> [EXERCISE OBJECTIVE]: Where a line holds "Garrisons", copy it.
===
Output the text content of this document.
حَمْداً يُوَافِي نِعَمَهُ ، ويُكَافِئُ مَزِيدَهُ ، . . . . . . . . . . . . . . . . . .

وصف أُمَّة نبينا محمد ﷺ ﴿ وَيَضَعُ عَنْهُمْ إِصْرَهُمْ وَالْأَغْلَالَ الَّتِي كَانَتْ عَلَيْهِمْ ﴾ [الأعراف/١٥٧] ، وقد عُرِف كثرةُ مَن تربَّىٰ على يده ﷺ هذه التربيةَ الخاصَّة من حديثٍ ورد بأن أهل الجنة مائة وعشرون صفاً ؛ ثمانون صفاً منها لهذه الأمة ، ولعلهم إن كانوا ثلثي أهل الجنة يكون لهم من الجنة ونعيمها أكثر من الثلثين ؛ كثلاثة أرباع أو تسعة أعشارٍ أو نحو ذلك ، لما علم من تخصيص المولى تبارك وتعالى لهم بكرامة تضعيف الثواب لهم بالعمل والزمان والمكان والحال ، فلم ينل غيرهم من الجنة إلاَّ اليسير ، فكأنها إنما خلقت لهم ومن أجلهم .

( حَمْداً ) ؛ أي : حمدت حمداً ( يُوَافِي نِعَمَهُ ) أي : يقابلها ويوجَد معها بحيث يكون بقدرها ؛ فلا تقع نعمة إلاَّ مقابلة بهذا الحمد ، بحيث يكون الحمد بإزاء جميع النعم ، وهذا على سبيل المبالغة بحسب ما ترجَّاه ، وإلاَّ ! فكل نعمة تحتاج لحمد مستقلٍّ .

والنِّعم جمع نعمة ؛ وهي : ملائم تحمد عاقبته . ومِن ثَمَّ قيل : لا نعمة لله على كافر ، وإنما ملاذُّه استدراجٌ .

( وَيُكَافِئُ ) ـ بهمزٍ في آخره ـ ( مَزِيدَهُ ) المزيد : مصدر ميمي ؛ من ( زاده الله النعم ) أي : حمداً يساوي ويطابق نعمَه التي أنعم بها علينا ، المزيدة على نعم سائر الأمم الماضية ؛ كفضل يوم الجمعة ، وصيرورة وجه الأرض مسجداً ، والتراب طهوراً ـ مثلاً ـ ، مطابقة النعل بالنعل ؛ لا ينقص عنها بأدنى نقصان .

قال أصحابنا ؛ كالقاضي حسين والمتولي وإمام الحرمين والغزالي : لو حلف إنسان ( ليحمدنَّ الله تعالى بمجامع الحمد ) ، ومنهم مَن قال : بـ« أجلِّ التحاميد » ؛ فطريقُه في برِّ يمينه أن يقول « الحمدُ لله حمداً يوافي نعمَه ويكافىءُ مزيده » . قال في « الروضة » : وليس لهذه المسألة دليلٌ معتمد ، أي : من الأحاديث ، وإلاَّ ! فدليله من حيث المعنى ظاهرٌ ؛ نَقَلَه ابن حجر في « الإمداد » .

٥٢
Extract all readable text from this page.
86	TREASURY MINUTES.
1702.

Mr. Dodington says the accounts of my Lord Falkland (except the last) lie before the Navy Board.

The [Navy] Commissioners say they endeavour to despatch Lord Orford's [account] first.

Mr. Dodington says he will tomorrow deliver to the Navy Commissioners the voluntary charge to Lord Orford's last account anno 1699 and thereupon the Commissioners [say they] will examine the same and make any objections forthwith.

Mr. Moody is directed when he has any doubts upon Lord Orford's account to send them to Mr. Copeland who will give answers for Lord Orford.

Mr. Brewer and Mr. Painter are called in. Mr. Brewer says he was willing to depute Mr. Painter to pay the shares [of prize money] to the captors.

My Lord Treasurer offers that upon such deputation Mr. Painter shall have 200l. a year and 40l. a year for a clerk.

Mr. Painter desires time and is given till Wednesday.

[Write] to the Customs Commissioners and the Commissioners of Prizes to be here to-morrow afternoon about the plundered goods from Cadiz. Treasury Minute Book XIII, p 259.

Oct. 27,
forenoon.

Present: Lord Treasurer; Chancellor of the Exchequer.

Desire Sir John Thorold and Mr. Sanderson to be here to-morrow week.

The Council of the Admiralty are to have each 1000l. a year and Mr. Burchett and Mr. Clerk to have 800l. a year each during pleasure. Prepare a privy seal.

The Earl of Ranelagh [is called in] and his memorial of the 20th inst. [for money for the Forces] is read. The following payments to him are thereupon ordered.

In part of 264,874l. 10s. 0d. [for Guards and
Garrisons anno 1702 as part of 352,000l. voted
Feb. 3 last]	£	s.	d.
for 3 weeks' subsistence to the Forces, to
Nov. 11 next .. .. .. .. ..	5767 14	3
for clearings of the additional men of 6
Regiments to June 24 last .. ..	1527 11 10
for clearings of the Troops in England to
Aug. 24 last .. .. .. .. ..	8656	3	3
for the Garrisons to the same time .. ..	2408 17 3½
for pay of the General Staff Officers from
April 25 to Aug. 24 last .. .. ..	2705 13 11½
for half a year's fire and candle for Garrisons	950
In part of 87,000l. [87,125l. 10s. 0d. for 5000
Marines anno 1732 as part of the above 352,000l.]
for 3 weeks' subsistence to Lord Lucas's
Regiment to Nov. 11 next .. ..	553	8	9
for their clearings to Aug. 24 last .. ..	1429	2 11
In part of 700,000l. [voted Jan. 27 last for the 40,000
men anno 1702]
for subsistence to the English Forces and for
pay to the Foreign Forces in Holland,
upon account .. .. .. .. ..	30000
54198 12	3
===
> [RESPONSE FOR THIS EXERCISE]:
Garrisons anno 1702 as part of 352,000l. voted
for the Garrisons to the same time .. ..	2408 17 3½
for half a year's fire and candle for Garrisons	950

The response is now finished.